_Records supplied_:
::::

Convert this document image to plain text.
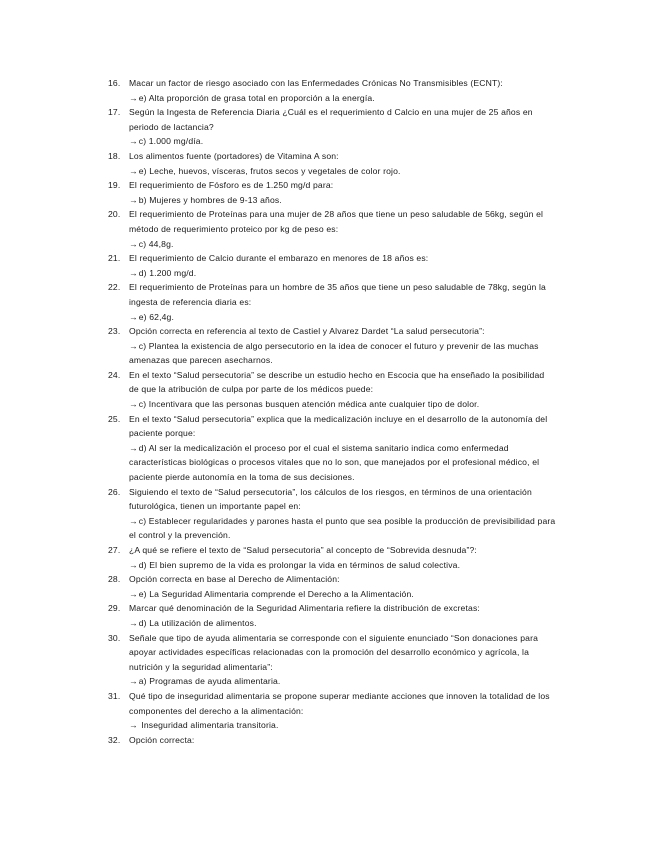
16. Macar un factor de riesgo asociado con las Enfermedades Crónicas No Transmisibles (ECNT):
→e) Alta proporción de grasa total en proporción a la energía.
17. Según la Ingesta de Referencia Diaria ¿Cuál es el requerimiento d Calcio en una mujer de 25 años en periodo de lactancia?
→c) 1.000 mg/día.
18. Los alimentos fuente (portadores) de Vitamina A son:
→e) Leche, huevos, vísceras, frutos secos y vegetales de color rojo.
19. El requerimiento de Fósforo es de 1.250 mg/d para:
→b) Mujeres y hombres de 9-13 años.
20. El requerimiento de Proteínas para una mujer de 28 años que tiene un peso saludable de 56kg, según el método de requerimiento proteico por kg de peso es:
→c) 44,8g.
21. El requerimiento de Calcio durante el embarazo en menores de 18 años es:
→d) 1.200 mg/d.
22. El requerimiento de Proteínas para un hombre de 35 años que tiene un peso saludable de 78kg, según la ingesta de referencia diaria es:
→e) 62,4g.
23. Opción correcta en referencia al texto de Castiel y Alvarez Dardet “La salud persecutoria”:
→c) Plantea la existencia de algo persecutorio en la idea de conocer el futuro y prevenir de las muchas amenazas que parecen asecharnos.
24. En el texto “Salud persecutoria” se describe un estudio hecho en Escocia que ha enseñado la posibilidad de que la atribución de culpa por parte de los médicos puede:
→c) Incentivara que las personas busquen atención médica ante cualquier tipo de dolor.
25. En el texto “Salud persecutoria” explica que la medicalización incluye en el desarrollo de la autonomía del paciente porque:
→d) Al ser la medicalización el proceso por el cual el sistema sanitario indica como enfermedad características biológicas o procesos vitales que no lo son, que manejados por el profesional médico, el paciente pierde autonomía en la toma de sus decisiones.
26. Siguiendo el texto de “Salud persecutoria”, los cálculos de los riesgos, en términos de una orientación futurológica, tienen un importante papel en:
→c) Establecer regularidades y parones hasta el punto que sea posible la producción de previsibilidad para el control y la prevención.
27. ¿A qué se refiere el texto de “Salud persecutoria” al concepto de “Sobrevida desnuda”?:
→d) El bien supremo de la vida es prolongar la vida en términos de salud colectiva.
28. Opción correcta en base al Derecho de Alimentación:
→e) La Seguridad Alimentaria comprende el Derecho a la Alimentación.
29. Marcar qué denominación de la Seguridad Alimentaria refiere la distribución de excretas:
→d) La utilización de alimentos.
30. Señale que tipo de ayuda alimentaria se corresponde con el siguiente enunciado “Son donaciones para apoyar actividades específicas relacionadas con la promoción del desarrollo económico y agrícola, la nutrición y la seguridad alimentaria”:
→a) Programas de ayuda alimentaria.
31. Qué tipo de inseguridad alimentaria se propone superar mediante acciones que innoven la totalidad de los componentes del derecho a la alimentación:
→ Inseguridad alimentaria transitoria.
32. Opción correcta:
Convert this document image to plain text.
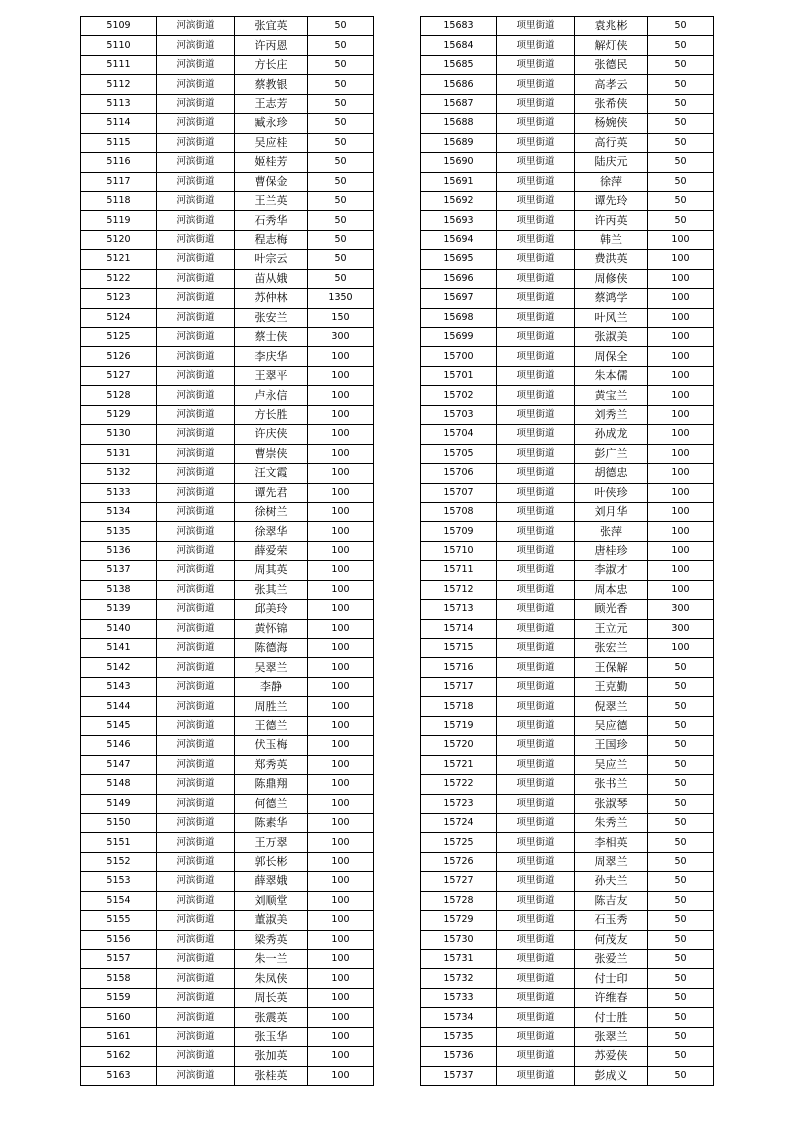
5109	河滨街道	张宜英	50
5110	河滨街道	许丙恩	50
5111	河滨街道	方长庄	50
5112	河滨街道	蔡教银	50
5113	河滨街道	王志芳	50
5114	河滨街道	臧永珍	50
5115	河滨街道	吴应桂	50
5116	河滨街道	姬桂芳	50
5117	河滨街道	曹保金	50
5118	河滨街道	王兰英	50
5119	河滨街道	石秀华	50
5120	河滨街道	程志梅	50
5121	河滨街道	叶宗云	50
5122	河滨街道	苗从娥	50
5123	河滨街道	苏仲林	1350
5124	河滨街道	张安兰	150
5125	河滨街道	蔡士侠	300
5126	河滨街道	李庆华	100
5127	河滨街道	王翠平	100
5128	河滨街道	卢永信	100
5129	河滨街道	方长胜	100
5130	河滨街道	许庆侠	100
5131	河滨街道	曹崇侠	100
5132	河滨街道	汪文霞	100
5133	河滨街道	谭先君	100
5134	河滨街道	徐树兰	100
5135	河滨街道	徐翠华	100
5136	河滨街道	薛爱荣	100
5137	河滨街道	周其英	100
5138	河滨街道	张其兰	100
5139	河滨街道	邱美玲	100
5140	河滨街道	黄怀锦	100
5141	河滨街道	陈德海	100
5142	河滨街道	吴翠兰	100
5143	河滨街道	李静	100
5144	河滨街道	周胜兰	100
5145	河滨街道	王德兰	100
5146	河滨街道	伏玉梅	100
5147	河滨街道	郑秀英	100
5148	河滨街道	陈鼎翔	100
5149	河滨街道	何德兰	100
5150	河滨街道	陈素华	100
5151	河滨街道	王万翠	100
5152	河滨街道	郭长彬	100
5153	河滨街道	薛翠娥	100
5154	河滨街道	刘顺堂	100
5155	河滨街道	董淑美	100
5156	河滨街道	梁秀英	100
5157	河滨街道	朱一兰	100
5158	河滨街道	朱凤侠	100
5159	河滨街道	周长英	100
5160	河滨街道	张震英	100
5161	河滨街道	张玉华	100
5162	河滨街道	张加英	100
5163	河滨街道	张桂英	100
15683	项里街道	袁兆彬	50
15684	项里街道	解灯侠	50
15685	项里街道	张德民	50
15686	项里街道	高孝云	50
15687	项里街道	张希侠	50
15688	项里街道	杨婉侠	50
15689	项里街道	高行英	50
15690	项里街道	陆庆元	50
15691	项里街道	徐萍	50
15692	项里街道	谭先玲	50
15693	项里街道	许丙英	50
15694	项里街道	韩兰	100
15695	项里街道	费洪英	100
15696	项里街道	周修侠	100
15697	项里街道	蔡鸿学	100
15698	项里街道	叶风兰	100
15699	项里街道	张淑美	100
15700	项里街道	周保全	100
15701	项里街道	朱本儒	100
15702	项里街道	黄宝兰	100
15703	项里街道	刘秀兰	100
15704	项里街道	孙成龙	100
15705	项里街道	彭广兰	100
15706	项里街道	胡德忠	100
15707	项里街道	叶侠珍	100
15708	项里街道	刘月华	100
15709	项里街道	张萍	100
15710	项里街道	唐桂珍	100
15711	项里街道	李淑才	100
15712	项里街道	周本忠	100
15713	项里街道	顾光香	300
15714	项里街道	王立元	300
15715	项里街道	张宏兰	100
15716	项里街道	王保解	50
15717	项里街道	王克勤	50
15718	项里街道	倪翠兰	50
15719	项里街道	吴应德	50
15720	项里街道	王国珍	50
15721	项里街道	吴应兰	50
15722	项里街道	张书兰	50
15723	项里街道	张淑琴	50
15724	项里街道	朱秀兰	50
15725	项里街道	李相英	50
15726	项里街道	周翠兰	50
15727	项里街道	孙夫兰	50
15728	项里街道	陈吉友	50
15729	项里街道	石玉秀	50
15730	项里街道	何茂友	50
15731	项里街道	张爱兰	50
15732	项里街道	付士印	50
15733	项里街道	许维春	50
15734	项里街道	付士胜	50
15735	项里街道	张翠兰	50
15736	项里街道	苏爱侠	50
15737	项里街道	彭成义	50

::::

_What to produce_: Where does the word "refiere" appear in the listing? List each line that holds it.

_Exercise response_:
27. ¿A qué se refiere el texto de “Salud persecutoria” al concepto de “Sobrevida desnuda”?:
29. Marcar qué denominación de la Seguridad Alimentaria refiere la distribución de excretas:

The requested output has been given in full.